▶ _Short task_
Each line containing the word "zoom" needs to be copied.

## START

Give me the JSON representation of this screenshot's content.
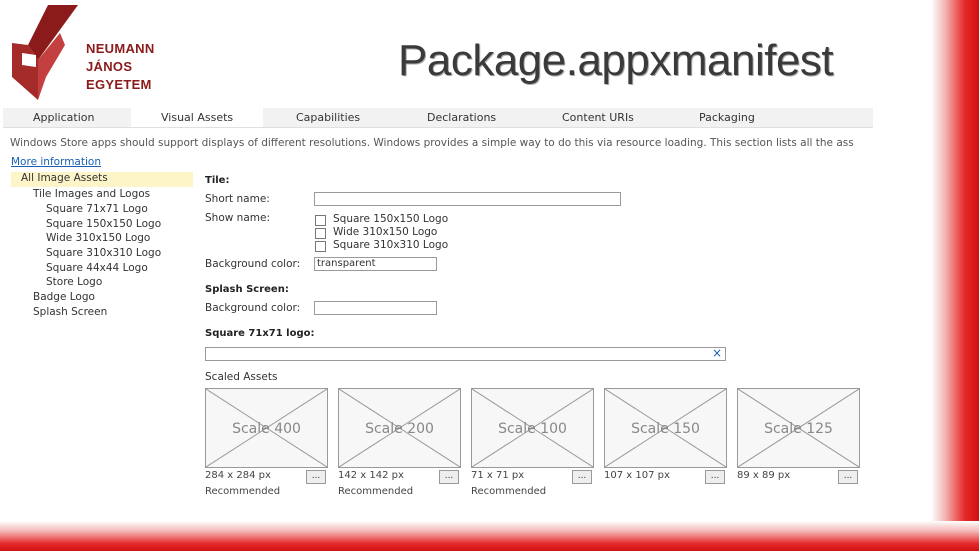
{
  "logo": {
    "line1": "NEUMANN",
    "line2": "JÁNOS",
    "line3": "EGYETEM",
    "accent": "#8b1a1a"
  },
  "slide_title": "Package.appxmanifest",
  "tabs": [
    {
      "label": "Application"
    },
    {
      "label": "Visual Assets"
    },
    {
      "label": "Capabilities"
    },
    {
      "label": "Declarations"
    },
    {
      "label": "Content URIs"
    },
    {
      "label": "Packaging"
    }
  ],
  "description": "Windows Store apps should support displays of different resolutions. Windows provides a simple way to do this via resource loading. This section lists all the ass",
  "more_info": "More information",
  "tree": [
    {
      "label": "All Image Assets"
    },
    {
      "label": "Tile Images and Logos"
    },
    {
      "label": "Square 71x71 Logo"
    },
    {
      "label": "Square 150x150 Logo"
    },
    {
      "label": "Wide 310x150 Logo"
    },
    {
      "label": "Square 310x310 Logo"
    },
    {
      "label": "Square 44x44 Logo"
    },
    {
      "label": "Store Logo"
    },
    {
      "label": "Badge Logo"
    },
    {
      "label": "Splash Screen"
    }
  ],
  "tile": {
    "heading": "Tile:",
    "short_name_label": "Short name:",
    "short_name_value": "",
    "show_name_label": "Show name:",
    "options": [
      {
        "label": "Square 150x150 Logo"
      },
      {
        "label": "Wide 310x150 Logo"
      },
      {
        "label": "Square 310x310 Logo"
      }
    ],
    "bg_label": "Background color:",
    "bg_value": "transparent"
  },
  "splash": {
    "heading": "Splash Screen:",
    "bg_label": "Background color:",
    "bg_value": ""
  },
  "square71": {
    "heading": "Square 71x71 logo:",
    "clear_icon": "×"
  },
  "scaled_assets_label": "Scaled Assets",
  "assets": [
    {
      "scale": "Scale 400",
      "size": "284 x 284 px",
      "rec": "Recommended"
    },
    {
      "scale": "Scale 200",
      "size": "142 x 142 px",
      "rec": "Recommended"
    },
    {
      "scale": "Scale 100",
      "size": "71 x 71 px",
      "rec": "Recommended"
    },
    {
      "scale": "Scale 150",
      "size": "107 x 107 px",
      "rec": ""
    },
    {
      "scale": "Scale 125",
      "size": "89 x 89 px",
      "rec": ""
    }
  ],
  "browse_label": "..."
}
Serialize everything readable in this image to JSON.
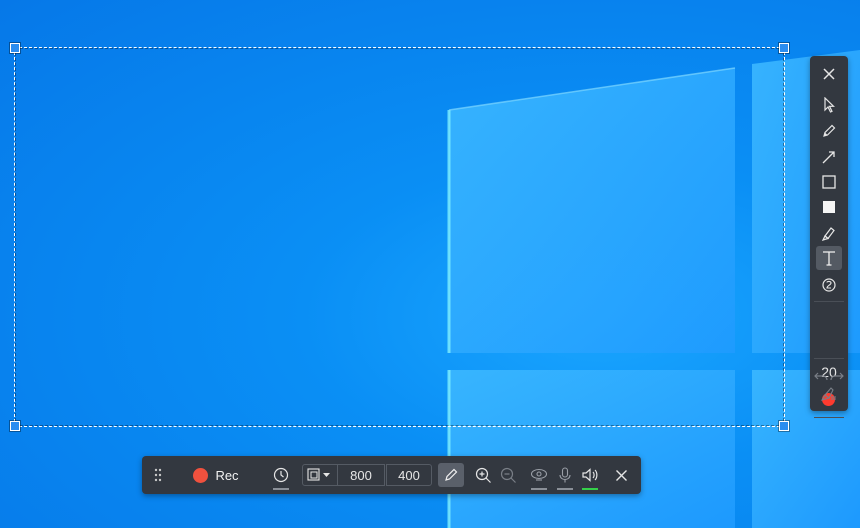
{
  "desktop": {
    "wallpaper_icon": "windows-logo-icon"
  },
  "side_toolbar": {
    "tools": [
      {
        "icon": "close-icon",
        "active": false
      },
      {
        "icon": "cursor-icon",
        "active": false
      },
      {
        "icon": "pen-icon",
        "active": false
      },
      {
        "icon": "arrow-icon",
        "active": false
      },
      {
        "icon": "rectangle-outline-icon",
        "active": false
      },
      {
        "icon": "rectangle-filled-icon",
        "active": false
      },
      {
        "icon": "highlighter-icon",
        "active": false
      },
      {
        "icon": "text-icon",
        "active": true
      },
      {
        "icon": "number-marker-icon",
        "active": false
      }
    ],
    "size": "20",
    "color": "#ff3b2f",
    "undo_icon": "undo-icon",
    "redo_icon": "redo-icon",
    "clear_icon": "clear-all-icon"
  },
  "bottom_bar": {
    "drag_icon": "drag-handle-icon",
    "record_label": "Rec",
    "record_color": "#f0513e",
    "timer_icon": "timer-icon",
    "aspect_icon": "aspect-ratio-icon",
    "width": "800",
    "height": "400",
    "draw_icon": "pen-icon",
    "zoom_in_icon": "zoom-in-icon",
    "zoom_out_icon": "zoom-out-icon",
    "webcam_icon": "webcam-icon",
    "mic_icon": "microphone-icon",
    "speaker_icon": "speaker-icon",
    "close_icon": "close-icon",
    "speaker_active_color": "#35d04a"
  }
}
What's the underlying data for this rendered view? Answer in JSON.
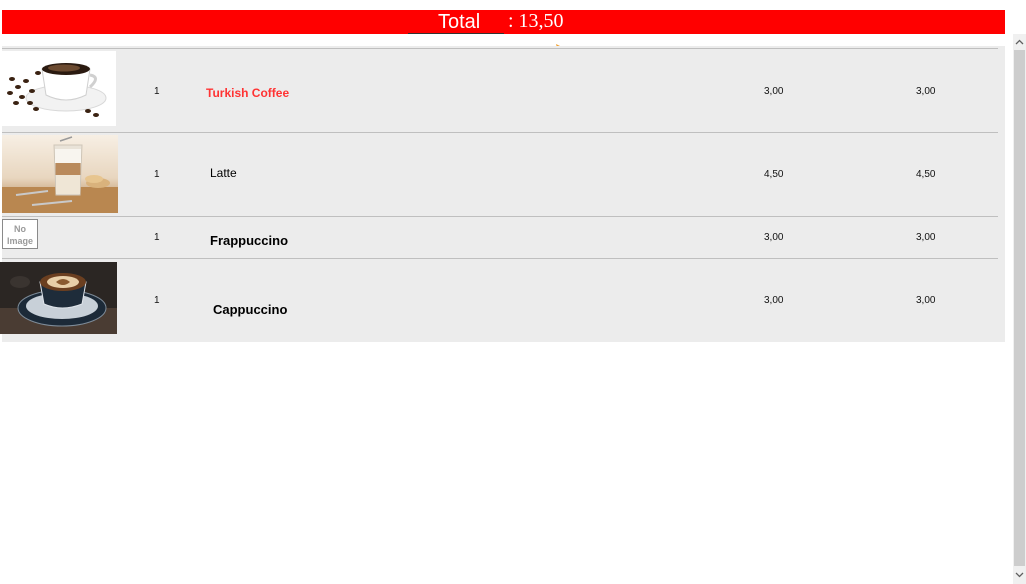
{
  "header": {
    "total_label": "Total",
    "total_value": ": 13,50"
  },
  "orders": [
    {
      "image": "turkish-coffee-cup-image",
      "quantity": "1",
      "name": "Turkish Coffee",
      "price": "3,00",
      "amount": "3,00",
      "selected": true
    },
    {
      "image": "latte-glass-image",
      "quantity": "1",
      "name": "Latte",
      "price": "4,50",
      "amount": "4,50",
      "selected": false
    },
    {
      "image_placeholder": [
        "No",
        "Image"
      ],
      "quantity": "1",
      "name": "Frappuccino",
      "price": "3,00",
      "amount": "3,00",
      "selected": false
    },
    {
      "image": "cappuccino-cup-image",
      "quantity": "1",
      "name": "Cappuccino",
      "price": "3,00",
      "amount": "3,00",
      "selected": false
    }
  ],
  "colors": {
    "total_bar": "#ff0000",
    "selected_text": "#ff3333",
    "list_background": "#ececec",
    "annotation_arrow": "#f0a030"
  },
  "icons": {
    "annotation": "curved-arrow-icon",
    "scroll_up": "chevron-up-icon",
    "scroll_down": "chevron-down-icon"
  }
}
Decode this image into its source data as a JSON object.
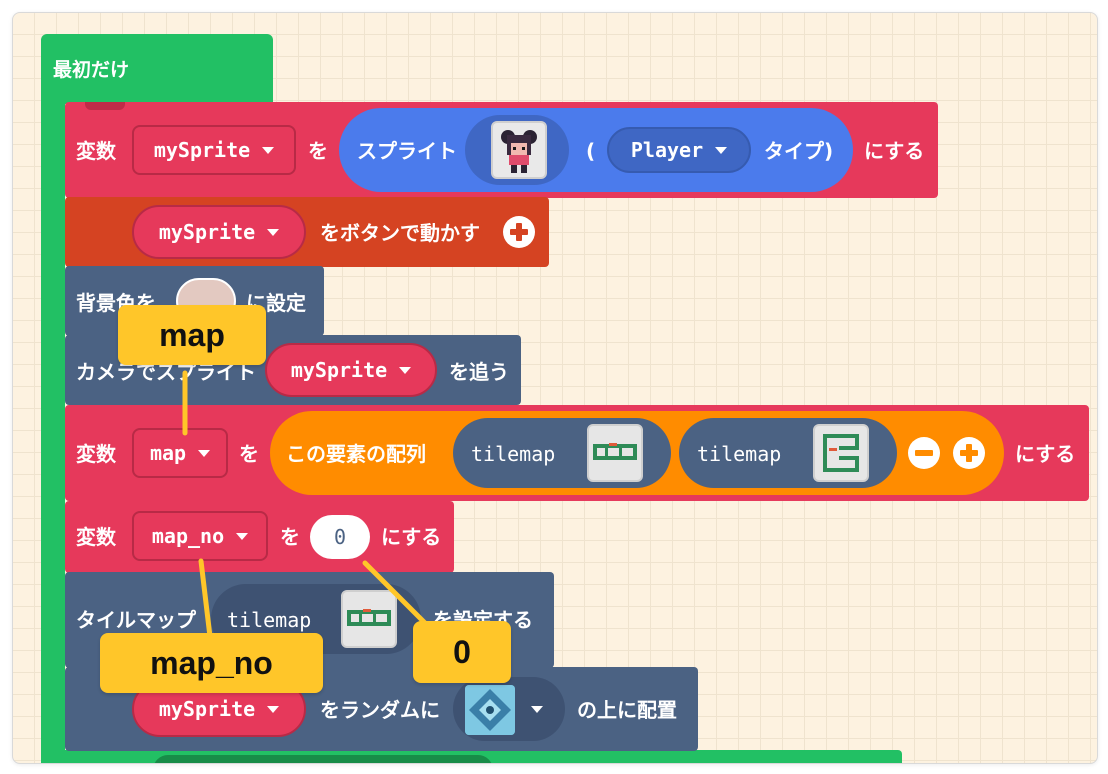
{
  "colors": {
    "workspace_bg": "#fdf2e0",
    "loops_green": "#22c064",
    "variables_red": "#e6395b",
    "controller_orange": "#d54322",
    "scene_slate": "#4b6283",
    "sprites_blue": "#4b7bec",
    "arrays_orange": "#ff8c00",
    "callout_yellow": "#ffc629"
  },
  "on_start": {
    "label": "最初だけ"
  },
  "blocks": {
    "set_sprite": {
      "prefix": "変数",
      "variable": "mySprite",
      "wo": "を",
      "sprite_label": "スプライト",
      "paren_open": "(",
      "kind": "Player",
      "kind_suffix": "タイプ)",
      "suffix": "にする"
    },
    "move_buttons": {
      "variable": "mySprite",
      "label": "をボタンで動かす",
      "add_icon": "plus-circle-icon"
    },
    "background_color": {
      "prefix": "背景色を",
      "suffix": "に設定"
    },
    "camera_follow": {
      "prefix": "カメラでスプライト",
      "variable": "mySprite",
      "suffix": "を追う"
    },
    "set_map": {
      "prefix": "変数",
      "variable": "map",
      "wo": "を",
      "array_label": "この要素の配列",
      "items": [
        "tilemap",
        "tilemap"
      ],
      "remove_icon": "minus-circle-icon",
      "add_icon": "plus-circle-icon",
      "suffix": "にする"
    },
    "set_map_no": {
      "prefix": "変数",
      "variable": "map_no",
      "wo": "を",
      "value": "0",
      "suffix": "にする"
    },
    "set_tilemap": {
      "prefix": "タイルマップ",
      "item": "tilemap",
      "suffix": "を設定する"
    },
    "place_random": {
      "variable": "mySprite",
      "label": "をランダムに",
      "suffix": "の上に配置"
    }
  },
  "callouts": {
    "map": "map",
    "map_no": "map_no",
    "zero": "0"
  }
}
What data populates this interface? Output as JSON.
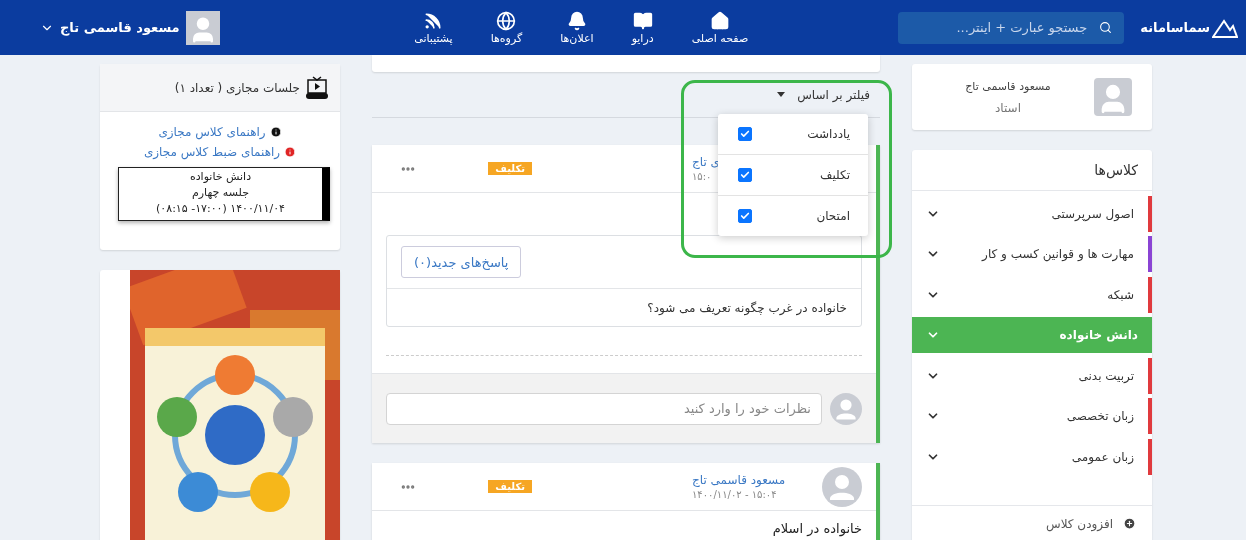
{
  "header": {
    "logo": "سماسامانه",
    "search": {
      "placeholder": "جستجو عبارت + اینتر..."
    },
    "nav": [
      {
        "label": "صفحه اصلی",
        "kind": "home"
      },
      {
        "label": "درایو",
        "kind": "drive"
      },
      {
        "label": "اعلان‌ها",
        "kind": "bell"
      },
      {
        "label": "گروه‌ها",
        "kind": "globe"
      },
      {
        "label": "پشتیبانی",
        "kind": "rss"
      }
    ],
    "user": {
      "name": "مسعود قاسمی تاج"
    }
  },
  "profile": {
    "name": "مسعود قاسمی تاج",
    "role": "استاد"
  },
  "classes": {
    "title": "کلاس‌ها",
    "items": [
      {
        "name": "اصول سرپرستی",
        "color": "#e03a3e",
        "selected": false
      },
      {
        "name": "مهارت ها و قوانین کسب و کار",
        "color": "#8a44d4",
        "selected": false
      },
      {
        "name": "شبکه",
        "color": "#e03a3e",
        "selected": false
      },
      {
        "name": "دانش خانواده",
        "color": "#4cb553",
        "selected": true
      },
      {
        "name": "تربیت بدنی",
        "color": "#e03a3e",
        "selected": false
      },
      {
        "name": "زبان تخصصی",
        "color": "#e03a3e",
        "selected": false
      },
      {
        "name": "زبان عمومی",
        "color": "#e03a3e",
        "selected": false
      }
    ],
    "add": "افزودن کلاس"
  },
  "filter": {
    "label": "فیلتر بر اساس",
    "options": [
      {
        "label": "یادداشت",
        "checked": true
      },
      {
        "label": "تکلیف",
        "checked": true
      },
      {
        "label": "امتحان",
        "checked": true
      }
    ]
  },
  "posts": [
    {
      "avatar": false,
      "author": "ی تاج",
      "date": "۱۵:۰",
      "badge": "تکلیف",
      "attachment": {
        "button": "پاسخ‌های جدید(۰)",
        "question": "خانواده در غرب چگونه تعریف می شود؟"
      },
      "comment": {
        "placeholder": "نظرات خود را وارد کنید"
      }
    },
    {
      "avatar": true,
      "author": "مسعود قاسمی تاج",
      "date": "۱۵:۰۴ - ۱۴۰۰/۱۱/۰۲",
      "badge": "تکلیف",
      "body": "خانواده در اسلام"
    }
  ],
  "sessions": {
    "title": "جلسات مجازی ( تعداد ۱)",
    "links": [
      {
        "label": "راهنمای کلاس مجازی",
        "color": "#111111"
      },
      {
        "label": "راهنمای ضبط کلاس مجازی",
        "color": "#e02424"
      }
    ],
    "session": {
      "lines": [
        "دانش خانواده",
        "جلسه چهارم",
        "۱۴۰۰/۱۱/۰۴ (۱۷:۰۰- ۰۸:۱۵)"
      ]
    }
  }
}
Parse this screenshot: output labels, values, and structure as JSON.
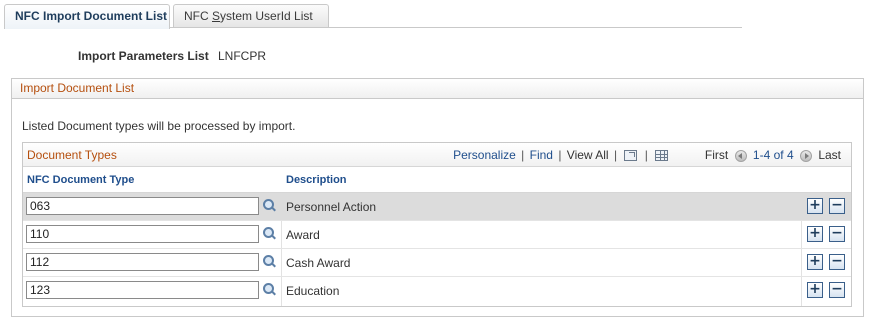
{
  "tabs": [
    {
      "label": "NFC Import Document List",
      "active": true
    },
    {
      "label_prefix": "NFC ",
      "label_underlined": "S",
      "label_suffix": "ystem UserId List",
      "active": false
    }
  ],
  "params": {
    "label": "Import Parameters List",
    "value": "LNFCPR"
  },
  "groupbox": {
    "title": "Import Document List",
    "instruction": "Listed Document types will be processed by import."
  },
  "grid": {
    "title": "Document Types",
    "nav": {
      "personalize": "Personalize",
      "find": "Find",
      "view_all": "View All",
      "first": "First",
      "count": "1-4 of 4",
      "last": "Last"
    },
    "columns": {
      "type": "NFC Document Type",
      "description": "Description"
    },
    "rows": [
      {
        "type": "063",
        "description": "Personnel Action",
        "selected": true
      },
      {
        "type": "110",
        "description": "Award",
        "selected": false
      },
      {
        "type": "112",
        "description": "Cash Award",
        "selected": false
      },
      {
        "type": "123",
        "description": "Education",
        "selected": false
      }
    ],
    "buttons": {
      "add": "+",
      "delete": "−"
    }
  },
  "colors": {
    "accent_text": "#b54f0e",
    "link": "#1f4e8c",
    "selected_row": "#dcdcdc"
  },
  "icons": [
    "lookup-icon",
    "zoom-icon",
    "download-grid-icon",
    "prev-icon",
    "next-icon"
  ]
}
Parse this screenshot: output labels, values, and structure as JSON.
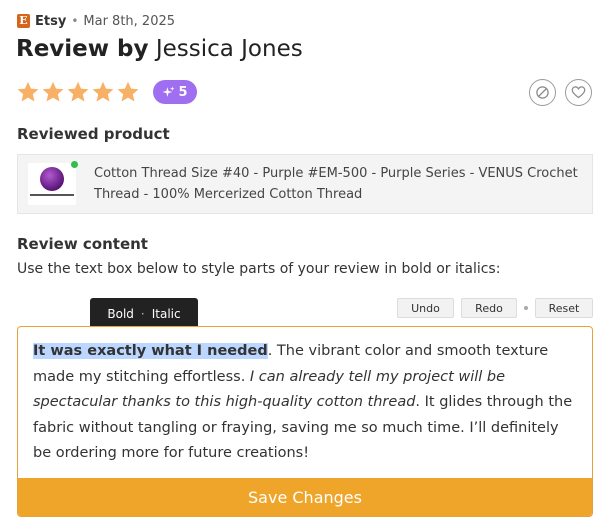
{
  "meta": {
    "brand_initial": "E",
    "brand": "Etsy",
    "separator": "•",
    "date": "Mar 8th, 2025"
  },
  "title": {
    "prefix": "Review by",
    "reviewer": "Jessica Jones"
  },
  "rating": {
    "stars": 5,
    "max": 5,
    "star_color": "#f7b065",
    "ai_badge_value": "5",
    "ai_badge_color": "#a06ef0",
    "ai_badge_icon": "sparkles-icon"
  },
  "actions": {
    "hide_icon": "hide-icon",
    "like_icon": "heart-icon"
  },
  "sections": {
    "product_label": "Reviewed product",
    "content_label": "Review content"
  },
  "product": {
    "name": "Cotton Thread Size #40 - Purple #EM-500 - Purple Series - VENUS Crochet Thread - 100% Mercerized Cotton Thread",
    "status_color": "#2fbf4a"
  },
  "instructions": "Use the text box below to style parts of your review in bold or italics:",
  "toolbar": {
    "bold": "Bold",
    "separator": "·",
    "italic": "Italic",
    "undo": "Undo",
    "redo": "Redo",
    "reset": "Reset"
  },
  "review": {
    "highlighted": "It was exactly what I needed",
    "after_highlight": ". The vibrant color and smooth texture made my stitching effortless. ",
    "italic": "I can already tell my project will be spectacular thanks to this high-quality cotton thread",
    "rest": ". It glides through the fabric without tangling or fraying, saving me so much time. I’ll definitely be ordering more for future creations!"
  },
  "save_label": "Save Changes",
  "colors": {
    "accent": "#eea52a",
    "highlight": "#bcd7ff",
    "etsy_orange": "#d5641c"
  }
}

## END

▶ _Written response_
    "zoom_in_icon": "zoom-in-icon",
    "zoom_out_icon": "zoom-out-icon",
    "zoom-icon",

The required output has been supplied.